▶ [Problem details] Print all entries word for word.

:: Dataset ::

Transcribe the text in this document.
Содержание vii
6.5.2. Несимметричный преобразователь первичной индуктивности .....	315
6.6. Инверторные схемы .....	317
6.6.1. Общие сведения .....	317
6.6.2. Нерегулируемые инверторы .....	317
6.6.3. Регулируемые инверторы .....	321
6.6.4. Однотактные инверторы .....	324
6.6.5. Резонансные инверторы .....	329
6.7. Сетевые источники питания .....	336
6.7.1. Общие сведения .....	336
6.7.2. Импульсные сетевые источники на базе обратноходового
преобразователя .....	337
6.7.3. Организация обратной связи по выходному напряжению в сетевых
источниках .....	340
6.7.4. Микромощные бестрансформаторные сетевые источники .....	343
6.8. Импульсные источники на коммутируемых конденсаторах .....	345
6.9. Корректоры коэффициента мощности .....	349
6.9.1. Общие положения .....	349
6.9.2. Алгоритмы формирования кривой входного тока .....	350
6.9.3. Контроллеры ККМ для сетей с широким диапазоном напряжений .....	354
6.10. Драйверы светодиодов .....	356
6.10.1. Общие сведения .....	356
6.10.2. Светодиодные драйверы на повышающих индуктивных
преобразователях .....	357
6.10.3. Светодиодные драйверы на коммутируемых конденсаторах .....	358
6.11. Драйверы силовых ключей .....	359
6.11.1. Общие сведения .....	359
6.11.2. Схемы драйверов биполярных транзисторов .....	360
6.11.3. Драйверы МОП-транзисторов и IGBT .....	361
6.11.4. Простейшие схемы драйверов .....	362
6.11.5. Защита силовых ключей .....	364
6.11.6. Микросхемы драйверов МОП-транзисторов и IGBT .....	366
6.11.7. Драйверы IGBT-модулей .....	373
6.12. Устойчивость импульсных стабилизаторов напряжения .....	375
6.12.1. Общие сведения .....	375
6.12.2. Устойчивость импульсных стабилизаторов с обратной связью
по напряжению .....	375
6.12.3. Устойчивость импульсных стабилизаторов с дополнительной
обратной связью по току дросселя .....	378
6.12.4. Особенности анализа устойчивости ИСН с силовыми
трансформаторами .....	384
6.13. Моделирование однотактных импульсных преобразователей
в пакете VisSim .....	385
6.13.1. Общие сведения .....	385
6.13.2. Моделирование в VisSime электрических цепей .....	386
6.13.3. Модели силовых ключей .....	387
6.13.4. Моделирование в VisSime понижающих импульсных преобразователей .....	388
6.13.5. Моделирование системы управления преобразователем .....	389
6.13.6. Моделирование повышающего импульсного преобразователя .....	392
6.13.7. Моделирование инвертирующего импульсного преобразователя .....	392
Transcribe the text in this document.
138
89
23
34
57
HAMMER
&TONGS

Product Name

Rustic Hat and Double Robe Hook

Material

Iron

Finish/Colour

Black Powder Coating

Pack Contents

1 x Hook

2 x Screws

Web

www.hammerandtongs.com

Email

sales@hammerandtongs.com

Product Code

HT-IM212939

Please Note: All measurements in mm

:::

▶ [Answer to the task]
Transcribe the text in this document.
Содержание vii
6.5.2. Несимметричный преобразователь первичной индуктивности .....	315
6.6. Инверторные схемы .....	317
6.6.1. Общие сведения .....	317
6.6.2. Нерегулируемые инверторы .....	317
6.6.3. Регулируемые инверторы .....	321
6.6.4. Однотактные инверторы .....	324
6.6.5. Резонансные инверторы .....	329
6.7. Сетевые источники питания .....	336
6.7.1. Общие сведения .....	336
6.7.2. Импульсные сетевые источники на базе обратноходового
преобразователя .....	337
6.7.3. Организация обратной связи по выходному напряжению в сетевых
источниках .....	340
6.7.4. Микромощные бестрансформаторные сетевые источники .....	343
6.8. Импульсные источники на коммутируемых конденсаторах .....	345
6.9. Корректоры коэффициента мощности .....	349
6.9.1. Общие положения .....	349
6.9.2. Алгоритмы формирования кривой входного тока .....	350
6.9.3. Контроллеры ККМ для сетей с широким диапазоном напряжений .....	354
6.10. Драйверы светодиодов .....	356
6.10.1. Общие сведения .....	356
6.10.2. Светодиодные драйверы на повышающих индуктивных
преобразователях .....	357
6.10.3. Светодиодные драйверы на коммутируемых конденсаторах .....	358
6.11. Драйверы силовых ключей .....	359
6.11.1. Общие сведения .....	359
6.11.2. Схемы драйверов биполярных транзисторов .....	360
6.11.3. Драйверы МОП-транзисторов и IGBT .....	361
6.11.4. Простейшие схемы драйверов .....	362
6.11.5. Защита силовых ключей .....	364
6.11.6. Микросхемы драйверов МОП-транзисторов и IGBT .....	366
6.11.7. Драйверы IGBT-модулей .....	373
6.12. Устойчивость импульсных стабилизаторов напряжения .....	375
6.12.1. Общие сведения .....	375
6.12.2. Устойчивость импульсных стабилизаторов с обратной связью
по напряжению .....	375
6.12.3. Устойчивость импульсных стабилизаторов с дополнительной
обратной связью по току дросселя .....	378
6.12.4. Особенности анализа устойчивости ИСН с силовыми
трансформаторами .....	384
6.13. Моделирование однотактных импульсных преобразователей
в пакете VisSim .....	385
6.13.1. Общие сведения .....	385
6.13.2. Моделирование в VisSime электрических цепей .....	386
6.13.3. Модели силовых ключей .....	387
6.13.4. Моделирование в VisSime понижающих импульсных преобразователей .....	388
6.13.5. Моделирование системы управления преобразователем .....	389
6.13.6. Моделирование повышающего импульсного преобразователя .....	392
6.13.7. Моделирование инвертирующего импульсного преобразователя .....	392
Transcribe the text in this document.
138
89
23
34
57
HAMMER
&TONGS

Product Name

Rustic Hat and Double Robe Hook

Material

Iron

Finish/Colour

Black Powder Coating

Pack Contents

1 x Hook

2 x Screws

Web

www.hammerandtongs.com

Email

sales@hammerandtongs.com

Product Code

HT-IM212939

Please Note: All measurements in mm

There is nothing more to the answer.